=== Requirement ===
Every line from the one that contains "Give me the" to the last line of the listing below should be quoted verbatim. Pictures are excluded.

[Data records]

════════════════════

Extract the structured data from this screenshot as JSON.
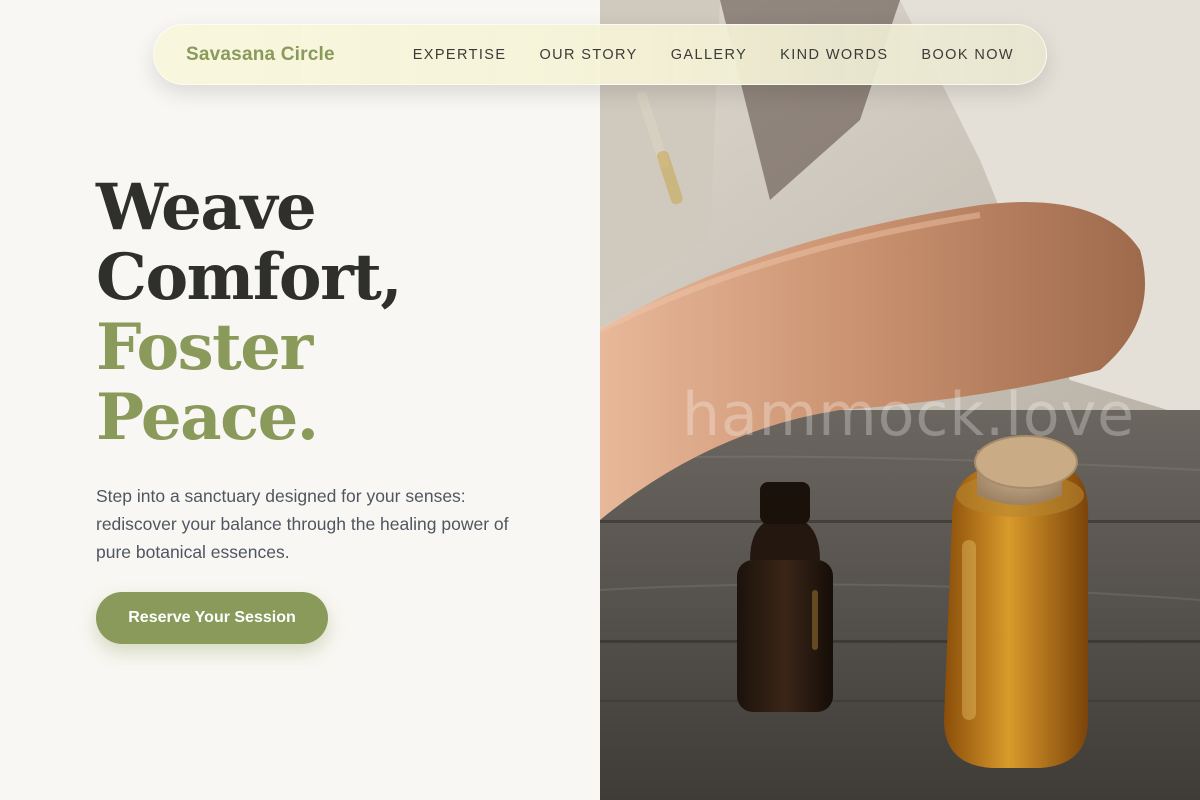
{
  "nav": {
    "brand": "Savasana Circle",
    "links": [
      "EXPERTISE",
      "OUR STORY",
      "GALLERY",
      "KIND WORDS",
      "BOOK NOW"
    ]
  },
  "hero": {
    "title_lines": [
      "Weave",
      "Comfort,",
      "Foster",
      "Peace."
    ],
    "description": "Step into a sanctuary designed for your senses: rediscover your balance through the healing power of pure botanical essences.",
    "cta_label": "Reserve Your Session"
  },
  "photo": {
    "watermark": "hammock.love"
  },
  "colors": {
    "accent": "#8a9a5b",
    "page_background": "#f9f7f3",
    "heading_dark": "#2f2f2c",
    "body_text": "#4f5660"
  }
}
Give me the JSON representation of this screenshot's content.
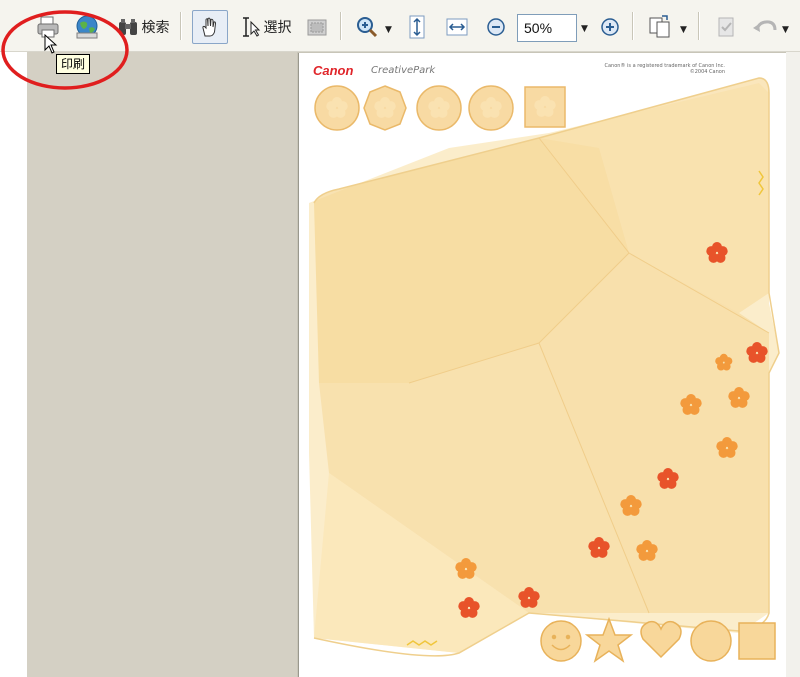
{
  "toolbar": {
    "search_label": "検索",
    "select_label": "選択",
    "zoom_value": "50%",
    "icons": [
      "print-icon",
      "web-icon",
      "binoculars-icon",
      "hand-icon",
      "select-text-icon",
      "snapshot-icon",
      "zoom-in-icon",
      "fit-height-icon",
      "fit-width-icon",
      "zoom-out-icon",
      "zoom-plus-icon",
      "pages-icon",
      "stamp-icon",
      "undo-icon"
    ]
  },
  "tooltip": {
    "text": "印刷"
  },
  "page": {
    "brand": "Canon",
    "product": "CreativePark",
    "note": "Canon® is a registered trademark of Canon Inc. ©2004 Canon",
    "colors": {
      "paper": "#f8dfa0",
      "flower": "#e8532a",
      "flower_light": "#f39a3c",
      "badge": "#f6c971"
    }
  },
  "annotation": {
    "color": "#e01e1e"
  }
}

════════════════════

=== Reply ===
Give me the JSON representation of this screenshot's content.
{
  "toolbar": {
    "search_label": "検索",
    "select_label": "選択",
    "zoom_value": "50%",
    "icons": [
      "print-icon",
      "web-icon",
      "binoculars-icon",
      "hand-icon",
      "select-text-icon",
      "snapshot-icon",
      "zoom-in-icon",
      "fit-height-icon",
      "fit-width-icon",
      "zoom-out-icon",
      "zoom-plus-icon",
      "pages-icon",
      "stamp-icon",
      "undo-icon"
    ]
  },
  "tooltip": {
    "text": "印刷"
  },
  "page": {
    "brand": "Canon",
    "product": "CreativePark",
    "note": "Canon® is a registered trademark of Canon Inc. ©2004 Canon",
    "colors": {
      "paper": "#f8dfa0",
      "flower": "#e8532a",
      "flower_light": "#f39a3c",
      "badge": "#f6c971"
    }
  },
  "annotation": {
    "color": "#e01e1e"
  }
}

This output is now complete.